▶ _TEXT SECTION_:

All-in-all, it was an ambitious show and I applaud Hitchens’ unabashed embrace of horror on stage. The Allen’s Lane Art Center is one of those lovely community institutions (like PBS!) that exists to nurture and support its artists. It is always a pleasure to see the many ways that proscenium gets treated; with And Then There Were None it was thoroughly unrecognizable, and for that, praise to the full cast and crew.

 

But we’re not just shade and pats on the back here at Bonaly. I couldn’t in good conscience write about this production without addressing a moment that left me disappointed and confused. And in this, I definitely invite a dialogue with the artists involved, who are welcome to get in touch. The problem can be summarized thusly:

 

  • At some point in his past, Captain Philip Lombard decided to save his own skin by abandoning 21 men to die, somewhere in the wilderness of East Africa. Location and identities of these men not disclosed, but with all the racial sensitivity typical of 1939, we know them simply as “Africans.” (Reminder to the modern audience: Africa is a continent, not an ethnicity. This is important.)
  • The play spends a brief moment chastising Captain Lombard for viewing these people as disposable and suggesting that their race makes them less than human. Something about “brothers and sisters despite color.” A great sentiment, but absolutely nothing about the play or production actually gives them person-hood. They remain exactly as Christie made them: an “other.” Fridged, so that we can all feel good about the murder of the loathsome Captain Lombard. Essentially, nameless, faceless, personhood-less people of color, moving the plot along for our white protagonists.
  • UNTIL SUDDENLY: these unnamed men get faces.   
  • Mid-romance with Vera, Captain Lombard steps out of time while a video montage begins to play. This visual internal monologue is a language which the production established with earlier scenes featuring other characters (again, great work on part of director and design team).
  • As Billie Holiday’s Strange Fruit begins to play, we are cycled through images of what one presumes are Captain Lombard’s victims. The photos are modern, glossy black and white, meditative portraits. The sort of stuff NatGeo still gets high on. The people depicted are in traditional dress… of what cultures, what national affiliations, we are not given the remotest clue or explanation. It would seem that just as Christie figured in 1939, as long as the audience can recognize that they are “Africans”, good enough.

▶ _WHAT YOU WILL DO_: In the review of the stage production of And Then There Were None, what song plays while the images of Captain Lombard's victims are shown?

▶ _RAW DATA_:
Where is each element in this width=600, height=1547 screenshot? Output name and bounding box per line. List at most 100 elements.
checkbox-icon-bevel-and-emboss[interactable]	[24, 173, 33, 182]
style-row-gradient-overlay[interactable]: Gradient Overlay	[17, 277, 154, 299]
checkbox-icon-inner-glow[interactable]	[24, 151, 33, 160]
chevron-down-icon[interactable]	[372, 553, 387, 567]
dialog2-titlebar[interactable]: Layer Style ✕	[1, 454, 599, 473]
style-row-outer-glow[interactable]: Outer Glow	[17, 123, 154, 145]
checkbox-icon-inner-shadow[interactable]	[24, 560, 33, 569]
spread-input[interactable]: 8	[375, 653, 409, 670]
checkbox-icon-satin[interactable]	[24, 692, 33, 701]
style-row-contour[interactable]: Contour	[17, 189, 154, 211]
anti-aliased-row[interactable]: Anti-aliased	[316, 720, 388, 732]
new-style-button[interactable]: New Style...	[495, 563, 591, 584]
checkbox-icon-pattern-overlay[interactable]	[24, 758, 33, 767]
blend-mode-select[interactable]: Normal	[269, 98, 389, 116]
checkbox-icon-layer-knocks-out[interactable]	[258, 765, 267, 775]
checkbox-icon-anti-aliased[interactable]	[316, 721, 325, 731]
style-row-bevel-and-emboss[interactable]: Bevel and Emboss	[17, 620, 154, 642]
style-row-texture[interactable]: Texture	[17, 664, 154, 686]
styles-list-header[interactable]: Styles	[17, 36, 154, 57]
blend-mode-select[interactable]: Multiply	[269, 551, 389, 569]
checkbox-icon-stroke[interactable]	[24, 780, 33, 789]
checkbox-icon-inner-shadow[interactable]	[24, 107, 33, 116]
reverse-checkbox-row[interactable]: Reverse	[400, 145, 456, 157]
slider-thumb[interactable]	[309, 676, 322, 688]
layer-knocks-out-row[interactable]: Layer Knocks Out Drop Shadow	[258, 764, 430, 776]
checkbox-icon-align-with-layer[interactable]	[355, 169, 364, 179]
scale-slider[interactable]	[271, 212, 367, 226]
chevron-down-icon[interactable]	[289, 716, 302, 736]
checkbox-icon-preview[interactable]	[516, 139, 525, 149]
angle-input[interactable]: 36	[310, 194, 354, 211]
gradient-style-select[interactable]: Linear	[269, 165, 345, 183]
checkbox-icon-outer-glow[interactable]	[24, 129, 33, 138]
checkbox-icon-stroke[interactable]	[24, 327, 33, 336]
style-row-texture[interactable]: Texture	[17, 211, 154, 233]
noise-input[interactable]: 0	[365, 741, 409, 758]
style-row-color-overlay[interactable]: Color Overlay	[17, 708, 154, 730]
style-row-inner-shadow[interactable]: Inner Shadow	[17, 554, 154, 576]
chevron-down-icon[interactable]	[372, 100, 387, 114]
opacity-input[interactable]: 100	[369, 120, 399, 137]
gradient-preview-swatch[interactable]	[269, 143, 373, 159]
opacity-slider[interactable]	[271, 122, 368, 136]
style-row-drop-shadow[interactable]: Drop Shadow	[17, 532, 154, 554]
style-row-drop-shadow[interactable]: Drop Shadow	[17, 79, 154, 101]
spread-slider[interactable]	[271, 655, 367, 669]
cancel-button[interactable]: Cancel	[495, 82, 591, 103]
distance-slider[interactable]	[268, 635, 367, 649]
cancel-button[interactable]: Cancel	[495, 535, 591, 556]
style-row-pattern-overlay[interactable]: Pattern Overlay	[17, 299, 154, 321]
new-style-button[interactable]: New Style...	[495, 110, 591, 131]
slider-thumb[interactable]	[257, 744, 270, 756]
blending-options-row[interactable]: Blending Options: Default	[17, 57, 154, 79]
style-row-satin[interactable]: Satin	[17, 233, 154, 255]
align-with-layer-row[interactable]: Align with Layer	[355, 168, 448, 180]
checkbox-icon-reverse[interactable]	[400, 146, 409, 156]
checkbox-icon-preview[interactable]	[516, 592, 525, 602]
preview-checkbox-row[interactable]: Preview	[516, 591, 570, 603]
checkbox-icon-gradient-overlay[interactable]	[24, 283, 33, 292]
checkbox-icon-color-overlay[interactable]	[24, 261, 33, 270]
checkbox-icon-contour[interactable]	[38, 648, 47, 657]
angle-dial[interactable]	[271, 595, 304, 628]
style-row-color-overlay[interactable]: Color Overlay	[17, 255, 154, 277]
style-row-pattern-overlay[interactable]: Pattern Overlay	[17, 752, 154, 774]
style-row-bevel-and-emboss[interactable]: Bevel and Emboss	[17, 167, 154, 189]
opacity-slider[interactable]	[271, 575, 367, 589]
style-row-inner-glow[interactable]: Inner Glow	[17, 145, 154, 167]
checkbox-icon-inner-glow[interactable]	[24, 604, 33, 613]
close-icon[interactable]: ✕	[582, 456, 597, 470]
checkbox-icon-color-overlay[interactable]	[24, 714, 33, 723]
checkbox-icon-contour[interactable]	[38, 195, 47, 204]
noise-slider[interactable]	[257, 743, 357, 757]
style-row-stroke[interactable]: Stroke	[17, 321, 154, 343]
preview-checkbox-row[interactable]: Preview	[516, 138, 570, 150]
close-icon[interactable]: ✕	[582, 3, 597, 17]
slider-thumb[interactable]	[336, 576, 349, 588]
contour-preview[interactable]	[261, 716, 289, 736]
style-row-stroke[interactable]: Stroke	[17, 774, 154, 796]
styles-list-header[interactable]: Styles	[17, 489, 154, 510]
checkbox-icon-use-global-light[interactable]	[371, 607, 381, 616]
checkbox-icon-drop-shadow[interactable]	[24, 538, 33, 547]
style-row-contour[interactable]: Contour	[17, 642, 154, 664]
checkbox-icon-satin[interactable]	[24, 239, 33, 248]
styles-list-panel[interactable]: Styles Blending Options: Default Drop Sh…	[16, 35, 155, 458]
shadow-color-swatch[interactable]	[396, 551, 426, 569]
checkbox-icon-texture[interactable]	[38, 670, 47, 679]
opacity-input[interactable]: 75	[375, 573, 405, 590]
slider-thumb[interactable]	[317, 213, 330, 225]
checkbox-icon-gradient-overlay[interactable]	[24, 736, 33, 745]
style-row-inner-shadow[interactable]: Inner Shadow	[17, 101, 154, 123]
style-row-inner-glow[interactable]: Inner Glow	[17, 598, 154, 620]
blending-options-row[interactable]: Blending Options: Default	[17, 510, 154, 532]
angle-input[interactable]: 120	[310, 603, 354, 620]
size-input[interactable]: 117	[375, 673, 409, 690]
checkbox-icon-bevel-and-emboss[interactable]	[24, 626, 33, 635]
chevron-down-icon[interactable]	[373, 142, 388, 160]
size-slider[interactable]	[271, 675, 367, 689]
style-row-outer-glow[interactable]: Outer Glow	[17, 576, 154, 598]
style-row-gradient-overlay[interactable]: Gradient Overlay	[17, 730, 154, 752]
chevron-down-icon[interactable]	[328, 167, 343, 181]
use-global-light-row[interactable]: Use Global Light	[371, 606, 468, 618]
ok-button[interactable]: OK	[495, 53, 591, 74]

▶ _PROBLEM SOLUTION_: Billie Holiday's "Strange Fruit."